REQUIRED ACTION:
Where in the records does the word "elements" appear? Copy each line that holds it.

INPUT RECORDS:
..........

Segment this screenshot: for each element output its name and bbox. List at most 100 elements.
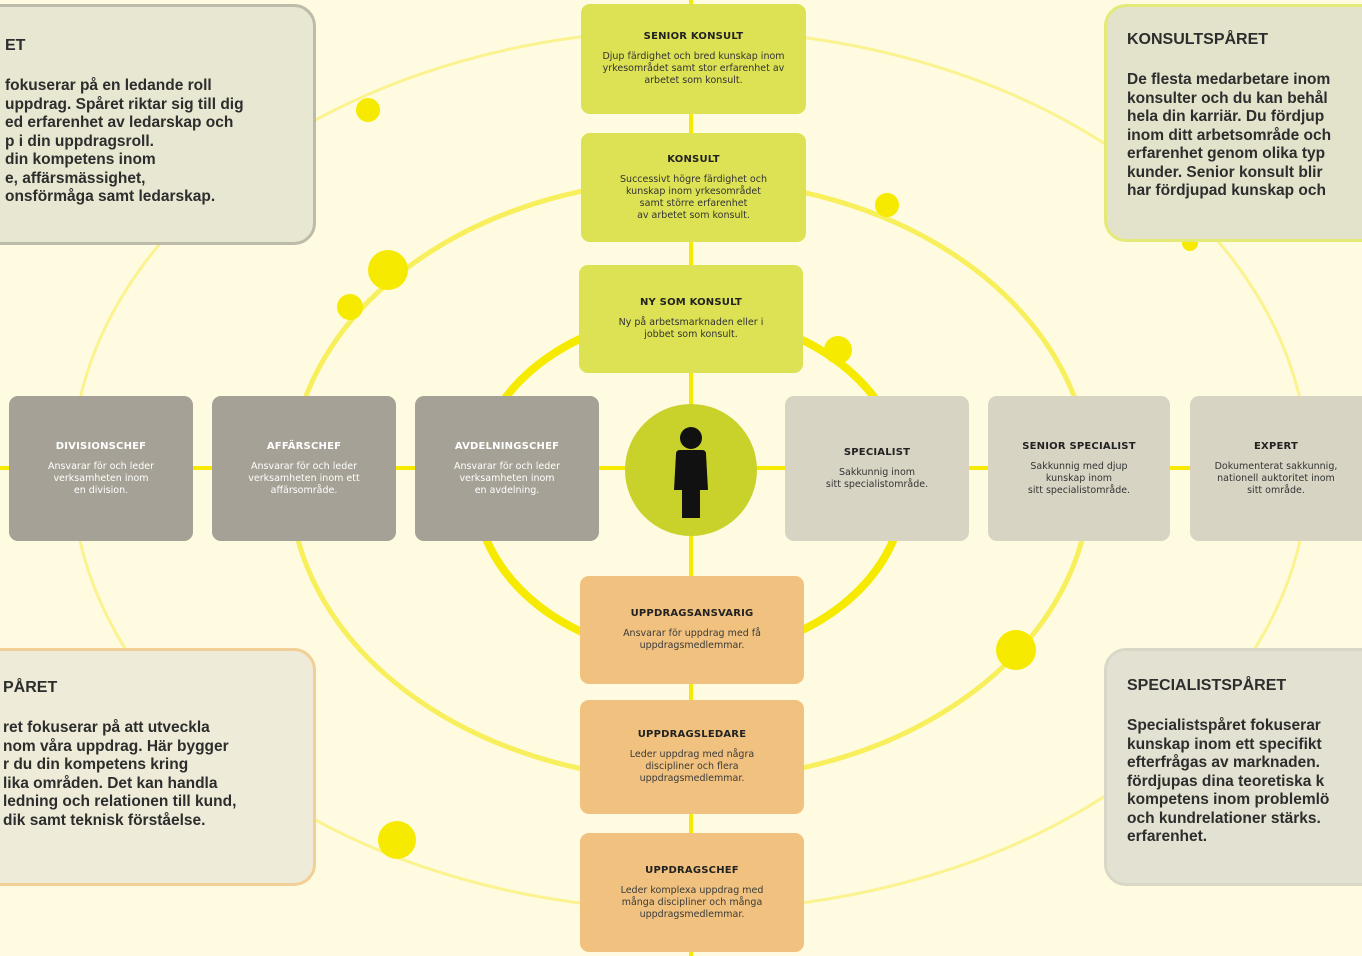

..........

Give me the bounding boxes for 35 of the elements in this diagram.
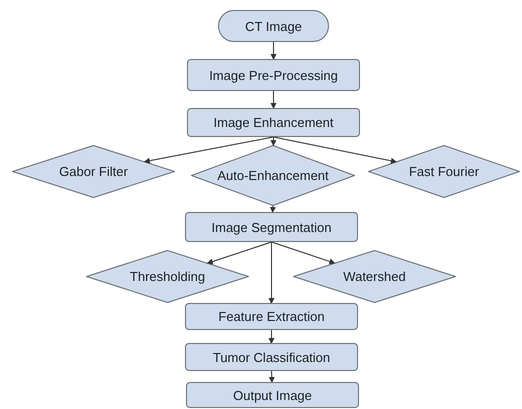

..........

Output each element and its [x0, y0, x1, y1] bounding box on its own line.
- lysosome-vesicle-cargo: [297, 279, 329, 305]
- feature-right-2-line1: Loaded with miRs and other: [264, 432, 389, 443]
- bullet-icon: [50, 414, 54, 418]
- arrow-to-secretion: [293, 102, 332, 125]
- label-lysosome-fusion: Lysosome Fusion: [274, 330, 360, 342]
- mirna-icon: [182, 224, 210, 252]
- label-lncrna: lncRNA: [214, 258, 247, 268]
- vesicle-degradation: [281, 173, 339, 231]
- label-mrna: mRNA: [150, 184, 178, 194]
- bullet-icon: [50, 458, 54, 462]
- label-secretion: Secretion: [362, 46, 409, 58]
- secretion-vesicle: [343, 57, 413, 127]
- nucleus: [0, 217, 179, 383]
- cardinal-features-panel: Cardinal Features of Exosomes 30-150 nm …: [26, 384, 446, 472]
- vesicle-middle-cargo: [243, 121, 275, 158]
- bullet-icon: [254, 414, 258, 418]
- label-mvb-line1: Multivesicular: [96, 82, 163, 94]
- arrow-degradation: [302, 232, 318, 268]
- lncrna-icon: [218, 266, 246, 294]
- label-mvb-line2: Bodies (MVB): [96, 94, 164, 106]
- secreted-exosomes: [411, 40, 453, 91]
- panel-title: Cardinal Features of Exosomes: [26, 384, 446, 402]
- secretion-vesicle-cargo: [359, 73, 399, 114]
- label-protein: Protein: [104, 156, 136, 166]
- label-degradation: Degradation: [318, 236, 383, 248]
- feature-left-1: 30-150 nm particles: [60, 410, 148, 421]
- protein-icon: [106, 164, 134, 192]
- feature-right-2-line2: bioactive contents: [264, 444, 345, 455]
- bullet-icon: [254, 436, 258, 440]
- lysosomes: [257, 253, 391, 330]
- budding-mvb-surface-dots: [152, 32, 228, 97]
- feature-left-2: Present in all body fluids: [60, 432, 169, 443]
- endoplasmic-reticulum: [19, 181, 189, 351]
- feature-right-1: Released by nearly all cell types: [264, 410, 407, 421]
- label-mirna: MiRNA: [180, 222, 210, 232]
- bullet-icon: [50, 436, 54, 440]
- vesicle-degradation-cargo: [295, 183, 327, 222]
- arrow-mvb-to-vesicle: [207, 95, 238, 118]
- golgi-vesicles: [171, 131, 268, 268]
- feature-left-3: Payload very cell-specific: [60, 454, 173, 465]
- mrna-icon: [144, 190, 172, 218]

..........

ANSWER FOR THE TASK:
Segment this screenshot: for each element output its name and bbox. List at most 100 elements.
Give me the bounding boxes for 35 of the elements in this diagram.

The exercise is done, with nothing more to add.